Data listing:
* START *

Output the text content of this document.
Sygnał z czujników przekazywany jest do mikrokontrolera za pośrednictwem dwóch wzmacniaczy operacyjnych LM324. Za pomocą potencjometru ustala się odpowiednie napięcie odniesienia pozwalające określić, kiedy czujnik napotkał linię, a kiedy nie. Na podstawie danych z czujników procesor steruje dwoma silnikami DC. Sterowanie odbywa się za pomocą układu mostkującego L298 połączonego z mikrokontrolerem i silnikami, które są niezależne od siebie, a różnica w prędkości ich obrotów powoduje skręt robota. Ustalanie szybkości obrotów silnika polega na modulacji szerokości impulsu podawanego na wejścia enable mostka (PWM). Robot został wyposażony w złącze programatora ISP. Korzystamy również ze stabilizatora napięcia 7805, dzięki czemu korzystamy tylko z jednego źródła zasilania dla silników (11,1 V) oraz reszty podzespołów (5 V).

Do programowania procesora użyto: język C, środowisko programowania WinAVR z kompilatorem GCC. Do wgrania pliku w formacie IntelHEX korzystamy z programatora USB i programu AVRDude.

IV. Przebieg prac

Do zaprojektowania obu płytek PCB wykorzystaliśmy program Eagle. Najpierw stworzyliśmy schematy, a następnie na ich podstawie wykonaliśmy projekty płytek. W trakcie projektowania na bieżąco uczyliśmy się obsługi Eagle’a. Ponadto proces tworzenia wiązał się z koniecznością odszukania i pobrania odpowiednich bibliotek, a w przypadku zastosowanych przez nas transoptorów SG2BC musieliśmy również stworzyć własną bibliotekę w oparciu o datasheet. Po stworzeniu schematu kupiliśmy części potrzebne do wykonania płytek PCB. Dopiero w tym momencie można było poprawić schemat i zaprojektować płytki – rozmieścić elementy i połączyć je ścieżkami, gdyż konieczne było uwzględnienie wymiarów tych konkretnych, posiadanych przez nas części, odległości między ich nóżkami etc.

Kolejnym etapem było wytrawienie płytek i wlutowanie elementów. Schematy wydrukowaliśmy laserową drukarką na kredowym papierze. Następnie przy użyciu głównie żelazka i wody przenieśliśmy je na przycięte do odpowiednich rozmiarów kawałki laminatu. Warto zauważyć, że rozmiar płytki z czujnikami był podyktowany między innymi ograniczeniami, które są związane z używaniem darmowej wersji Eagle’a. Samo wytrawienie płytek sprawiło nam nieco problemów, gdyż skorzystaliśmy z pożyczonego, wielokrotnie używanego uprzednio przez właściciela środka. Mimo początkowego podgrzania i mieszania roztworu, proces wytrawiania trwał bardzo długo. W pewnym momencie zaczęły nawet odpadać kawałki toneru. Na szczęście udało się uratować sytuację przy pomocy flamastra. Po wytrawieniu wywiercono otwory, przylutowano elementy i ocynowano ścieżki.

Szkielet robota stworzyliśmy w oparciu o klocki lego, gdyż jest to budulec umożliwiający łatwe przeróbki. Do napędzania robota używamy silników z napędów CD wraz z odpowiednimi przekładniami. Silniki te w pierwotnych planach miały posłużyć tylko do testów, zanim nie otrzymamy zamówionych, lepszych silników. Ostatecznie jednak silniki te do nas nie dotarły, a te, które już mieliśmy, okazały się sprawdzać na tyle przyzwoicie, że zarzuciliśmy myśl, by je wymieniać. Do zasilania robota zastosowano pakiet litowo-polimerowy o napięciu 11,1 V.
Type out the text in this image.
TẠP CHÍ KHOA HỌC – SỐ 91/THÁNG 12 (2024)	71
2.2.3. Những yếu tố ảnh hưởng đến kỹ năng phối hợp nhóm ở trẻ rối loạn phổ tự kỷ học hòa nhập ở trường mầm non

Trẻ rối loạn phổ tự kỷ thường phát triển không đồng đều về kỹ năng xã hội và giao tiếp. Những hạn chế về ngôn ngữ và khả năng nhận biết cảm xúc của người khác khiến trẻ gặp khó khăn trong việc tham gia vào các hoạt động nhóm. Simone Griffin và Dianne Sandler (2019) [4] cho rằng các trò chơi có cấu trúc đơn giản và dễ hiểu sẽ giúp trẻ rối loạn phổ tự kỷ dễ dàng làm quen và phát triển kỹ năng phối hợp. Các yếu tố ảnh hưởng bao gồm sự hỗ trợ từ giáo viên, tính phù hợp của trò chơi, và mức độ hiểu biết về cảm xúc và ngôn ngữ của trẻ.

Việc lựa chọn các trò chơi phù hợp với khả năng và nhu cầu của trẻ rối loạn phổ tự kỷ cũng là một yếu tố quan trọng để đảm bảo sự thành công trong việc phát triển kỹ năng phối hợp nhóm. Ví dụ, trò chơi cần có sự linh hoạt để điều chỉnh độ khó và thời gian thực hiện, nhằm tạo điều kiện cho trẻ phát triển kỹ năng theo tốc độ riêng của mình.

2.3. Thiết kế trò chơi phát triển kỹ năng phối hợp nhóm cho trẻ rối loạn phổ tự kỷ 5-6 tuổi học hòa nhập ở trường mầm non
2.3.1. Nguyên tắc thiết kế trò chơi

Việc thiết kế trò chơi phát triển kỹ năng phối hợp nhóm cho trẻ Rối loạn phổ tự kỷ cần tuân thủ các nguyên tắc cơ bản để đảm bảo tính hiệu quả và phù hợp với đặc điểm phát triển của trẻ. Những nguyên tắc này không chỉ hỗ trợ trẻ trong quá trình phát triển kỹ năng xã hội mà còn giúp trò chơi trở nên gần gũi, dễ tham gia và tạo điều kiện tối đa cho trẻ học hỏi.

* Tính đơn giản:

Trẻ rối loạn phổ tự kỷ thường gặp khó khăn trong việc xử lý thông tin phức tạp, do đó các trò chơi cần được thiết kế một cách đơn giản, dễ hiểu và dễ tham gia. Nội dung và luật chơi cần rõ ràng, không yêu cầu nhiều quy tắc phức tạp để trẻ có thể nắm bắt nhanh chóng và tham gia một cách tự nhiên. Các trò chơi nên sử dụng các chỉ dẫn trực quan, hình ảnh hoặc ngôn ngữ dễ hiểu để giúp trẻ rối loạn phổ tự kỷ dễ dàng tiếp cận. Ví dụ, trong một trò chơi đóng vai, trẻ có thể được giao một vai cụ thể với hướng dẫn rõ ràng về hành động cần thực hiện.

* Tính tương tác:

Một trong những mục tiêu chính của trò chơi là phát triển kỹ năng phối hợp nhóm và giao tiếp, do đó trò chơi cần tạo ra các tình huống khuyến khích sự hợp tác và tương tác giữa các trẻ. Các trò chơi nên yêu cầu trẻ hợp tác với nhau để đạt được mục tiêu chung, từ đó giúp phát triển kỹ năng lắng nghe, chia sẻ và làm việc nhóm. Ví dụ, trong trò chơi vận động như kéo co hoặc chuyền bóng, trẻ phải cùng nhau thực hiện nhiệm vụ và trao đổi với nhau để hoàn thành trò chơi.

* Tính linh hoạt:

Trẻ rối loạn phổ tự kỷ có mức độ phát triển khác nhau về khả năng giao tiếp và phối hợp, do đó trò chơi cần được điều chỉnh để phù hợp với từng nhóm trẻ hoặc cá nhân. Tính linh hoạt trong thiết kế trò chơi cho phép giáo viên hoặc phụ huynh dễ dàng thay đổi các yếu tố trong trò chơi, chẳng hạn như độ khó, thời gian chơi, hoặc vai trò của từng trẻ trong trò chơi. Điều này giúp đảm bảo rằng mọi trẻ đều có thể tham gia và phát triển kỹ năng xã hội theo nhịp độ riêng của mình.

* END *

→ **OBJECTIVE**
Repeat each record in full; every line must match exactly.

→ **WRITTEN SOLUTION**
Output the text content of this document.
Sygnał z czujników przekazywany jest do mikrokontrolera za pośrednictwem dwóch wzmacniaczy operacyjnych LM324. Za pomocą potencjometru ustala się odpowiednie napięcie odniesienia pozwalające określić, kiedy czujnik napotkał linię, a kiedy nie. Na podstawie danych z czujników procesor steruje dwoma silnikami DC. Sterowanie odbywa się za pomocą układu mostkującego L298 połączonego z mikrokontrolerem i silnikami, które są niezależne od siebie, a różnica w prędkości ich obrotów powoduje skręt robota. Ustalanie szybkości obrotów silnika polega na modulacji szerokości impulsu podawanego na wejścia enable mostka (PWM). Robot został wyposażony w złącze programatora ISP. Korzystamy również ze stabilizatora napięcia 7805, dzięki czemu korzystamy tylko z jednego źródła zasilania dla silników (11,1 V) oraz reszty podzespołów (5 V).

Do programowania procesora użyto: język C, środowisko programowania WinAVR z kompilatorem GCC. Do wgrania pliku w formacie IntelHEX korzystamy z programatora USB i programu AVRDude.

IV. Przebieg prac

Do zaprojektowania obu płytek PCB wykorzystaliśmy program Eagle. Najpierw stworzyliśmy schematy, a następnie na ich podstawie wykonaliśmy projekty płytek. W trakcie projektowania na bieżąco uczyliśmy się obsługi Eagle’a. Ponadto proces tworzenia wiązał się z koniecznością odszukania i pobrania odpowiednich bibliotek, a w przypadku zastosowanych przez nas transoptorów SG2BC musieliśmy również stworzyć własną bibliotekę w oparciu o datasheet. Po stworzeniu schematu kupiliśmy części potrzebne do wykonania płytek PCB. Dopiero w tym momencie można było poprawić schemat i zaprojektować płytki – rozmieścić elementy i połączyć je ścieżkami, gdyż konieczne było uwzględnienie wymiarów tych konkretnych, posiadanych przez nas części, odległości między ich nóżkami etc.

Kolejnym etapem było wytrawienie płytek i wlutowanie elementów. Schematy wydrukowaliśmy laserową drukarką na kredowym papierze. Następnie przy użyciu głównie żelazka i wody przenieśliśmy je na przycięte do odpowiednich rozmiarów kawałki laminatu. Warto zauważyć, że rozmiar płytki z czujnikami był podyktowany między innymi ograniczeniami, które są związane z używaniem darmowej wersji Eagle’a. Samo wytrawienie płytek sprawiło nam nieco problemów, gdyż skorzystaliśmy z pożyczonego, wielokrotnie używanego uprzednio przez właściciela środka. Mimo początkowego podgrzania i mieszania roztworu, proces wytrawiania trwał bardzo długo. W pewnym momencie zaczęły nawet odpadać kawałki toneru. Na szczęście udało się uratować sytuację przy pomocy flamastra. Po wytrawieniu wywiercono otwory, przylutowano elementy i ocynowano ścieżki.

Szkielet robota stworzyliśmy w oparciu o klocki lego, gdyż jest to budulec umożliwiający łatwe przeróbki. Do napędzania robota używamy silników z napędów CD wraz z odpowiednimi przekładniami. Silniki te w pierwotnych planach miały posłużyć tylko do testów, zanim nie otrzymamy zamówionych, lepszych silników. Ostatecznie jednak silniki te do nas nie dotarły, a te, które już mieliśmy, okazały się sprawdzać na tyle przyzwoicie, że zarzuciliśmy myśl, by je wymieniać. Do zasilania robota zastosowano pakiet litowo-polimerowy o napięciu 11,1 V.
Type out the text in this image.
TẠP CHÍ KHOA HỌC – SỐ 91/THÁNG 12 (2024)	71
2.2.3. Những yếu tố ảnh hưởng đến kỹ năng phối hợp nhóm ở trẻ rối loạn phổ tự kỷ học hòa nhập ở trường mầm non

Trẻ rối loạn phổ tự kỷ thường phát triển không đồng đều về kỹ năng xã hội và giao tiếp. Những hạn chế về ngôn ngữ và khả năng nhận biết cảm xúc của người khác khiến trẻ gặp khó khăn trong việc tham gia vào các hoạt động nhóm. Simone Griffin và Dianne Sandler (2019) [4] cho rằng các trò chơi có cấu trúc đơn giản và dễ hiểu sẽ giúp trẻ rối loạn phổ tự kỷ dễ dàng làm quen và phát triển kỹ năng phối hợp. Các yếu tố ảnh hưởng bao gồm sự hỗ trợ từ giáo viên, tính phù hợp của trò chơi, và mức độ hiểu biết về cảm xúc và ngôn ngữ của trẻ.

Việc lựa chọn các trò chơi phù hợp với khả năng và nhu cầu của trẻ rối loạn phổ tự kỷ cũng là một yếu tố quan trọng để đảm bảo sự thành công trong việc phát triển kỹ năng phối hợp nhóm. Ví dụ, trò chơi cần có sự linh hoạt để điều chỉnh độ khó và thời gian thực hiện, nhằm tạo điều kiện cho trẻ phát triển kỹ năng theo tốc độ riêng của mình.

2.3. Thiết kế trò chơi phát triển kỹ năng phối hợp nhóm cho trẻ rối loạn phổ tự kỷ 5-6 tuổi học hòa nhập ở trường mầm non
2.3.1. Nguyên tắc thiết kế trò chơi

Việc thiết kế trò chơi phát triển kỹ năng phối hợp nhóm cho trẻ Rối loạn phổ tự kỷ cần tuân thủ các nguyên tắc cơ bản để đảm bảo tính hiệu quả và phù hợp với đặc điểm phát triển của trẻ. Những nguyên tắc này không chỉ hỗ trợ trẻ trong quá trình phát triển kỹ năng xã hội mà còn giúp trò chơi trở nên gần gũi, dễ tham gia và tạo điều kiện tối đa cho trẻ học hỏi.

* Tính đơn giản:

Trẻ rối loạn phổ tự kỷ thường gặp khó khăn trong việc xử lý thông tin phức tạp, do đó các trò chơi cần được thiết kế một cách đơn giản, dễ hiểu và dễ tham gia. Nội dung và luật chơi cần rõ ràng, không yêu cầu nhiều quy tắc phức tạp để trẻ có thể nắm bắt nhanh chóng và tham gia một cách tự nhiên. Các trò chơi nên sử dụng các chỉ dẫn trực quan, hình ảnh hoặc ngôn ngữ dễ hiểu để giúp trẻ rối loạn phổ tự kỷ dễ dàng tiếp cận. Ví dụ, trong một trò chơi đóng vai, trẻ có thể được giao một vai cụ thể với hướng dẫn rõ ràng về hành động cần thực hiện.

* Tính tương tác:

Một trong những mục tiêu chính của trò chơi là phát triển kỹ năng phối hợp nhóm và giao tiếp, do đó trò chơi cần tạo ra các tình huống khuyến khích sự hợp tác và tương tác giữa các trẻ. Các trò chơi nên yêu cầu trẻ hợp tác với nhau để đạt được mục tiêu chung, từ đó giúp phát triển kỹ năng lắng nghe, chia sẻ và làm việc nhóm. Ví dụ, trong trò chơi vận động như kéo co hoặc chuyền bóng, trẻ phải cùng nhau thực hiện nhiệm vụ và trao đổi với nhau để hoàn thành trò chơi.

* Tính linh hoạt:

Trẻ rối loạn phổ tự kỷ có mức độ phát triển khác nhau về khả năng giao tiếp và phối hợp, do đó trò chơi cần được điều chỉnh để phù hợp với từng nhóm trẻ hoặc cá nhân. Tính linh hoạt trong thiết kế trò chơi cho phép giáo viên hoặc phụ huynh dễ dàng thay đổi các yếu tố trong trò chơi, chẳng hạn như độ khó, thời gian chơi, hoặc vai trò của từng trẻ trong trò chơi. Điều này giúp đảm bảo rằng mọi trẻ đều có thể tham gia và phát triển kỹ năng xã hội theo nhịp độ riêng của mình.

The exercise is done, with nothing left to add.